** START **

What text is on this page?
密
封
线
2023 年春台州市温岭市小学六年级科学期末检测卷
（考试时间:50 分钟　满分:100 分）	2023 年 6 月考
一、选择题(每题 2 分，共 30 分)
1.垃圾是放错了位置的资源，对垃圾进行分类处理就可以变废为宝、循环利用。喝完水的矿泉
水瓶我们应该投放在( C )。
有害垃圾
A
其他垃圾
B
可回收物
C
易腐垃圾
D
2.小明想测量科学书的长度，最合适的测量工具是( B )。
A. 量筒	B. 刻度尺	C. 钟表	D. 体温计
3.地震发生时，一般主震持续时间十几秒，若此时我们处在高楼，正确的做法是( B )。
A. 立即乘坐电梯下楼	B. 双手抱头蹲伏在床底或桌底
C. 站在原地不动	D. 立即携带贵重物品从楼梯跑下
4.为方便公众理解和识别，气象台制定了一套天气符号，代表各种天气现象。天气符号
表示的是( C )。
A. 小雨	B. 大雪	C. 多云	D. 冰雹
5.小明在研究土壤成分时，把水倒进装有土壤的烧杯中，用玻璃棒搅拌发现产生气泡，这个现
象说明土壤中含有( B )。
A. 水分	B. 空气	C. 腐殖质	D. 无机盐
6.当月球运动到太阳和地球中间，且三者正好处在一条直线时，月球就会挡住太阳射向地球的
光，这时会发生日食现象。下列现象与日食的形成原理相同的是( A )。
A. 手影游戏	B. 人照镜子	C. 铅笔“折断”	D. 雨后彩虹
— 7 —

** END **

*Written problem*: Go through the listing above and restate it word for word.

*Task answer*:
What text is on this page?
密
封
线
2023 年春台州市温岭市小学六年级科学期末检测卷
（考试时间:50 分钟　满分:100 分）	2023 年 6 月考
一、选择题(每题 2 分，共 30 分)
1.垃圾是放错了位置的资源，对垃圾进行分类处理就可以变废为宝、循环利用。喝完水的矿泉
水瓶我们应该投放在( C )。
有害垃圾
A
其他垃圾
B
可回收物
C
易腐垃圾
D
2.小明想测量科学书的长度，最合适的测量工具是( B )。
A. 量筒	B. 刻度尺	C. 钟表	D. 体温计
3.地震发生时，一般主震持续时间十几秒，若此时我们处在高楼，正确的做法是( B )。
A. 立即乘坐电梯下楼	B. 双手抱头蹲伏在床底或桌底
C. 站在原地不动	D. 立即携带贵重物品从楼梯跑下
4.为方便公众理解和识别，气象台制定了一套天气符号，代表各种天气现象。天气符号
表示的是( C )。
A. 小雨	B. 大雪	C. 多云	D. 冰雹
5.小明在研究土壤成分时，把水倒进装有土壤的烧杯中，用玻璃棒搅拌发现产生气泡，这个现
象说明土壤中含有( B )。
A. 水分	B. 空气	C. 腐殖质	D. 无机盐
6.当月球运动到太阳和地球中间，且三者正好处在一条直线时，月球就会挡住太阳射向地球的
光，这时会发生日食现象。下列现象与日食的形成原理相同的是( A )。
A. 手影游戏	B. 人照镜子	C. 铅笔“折断”	D. 雨后彩虹
— 7 —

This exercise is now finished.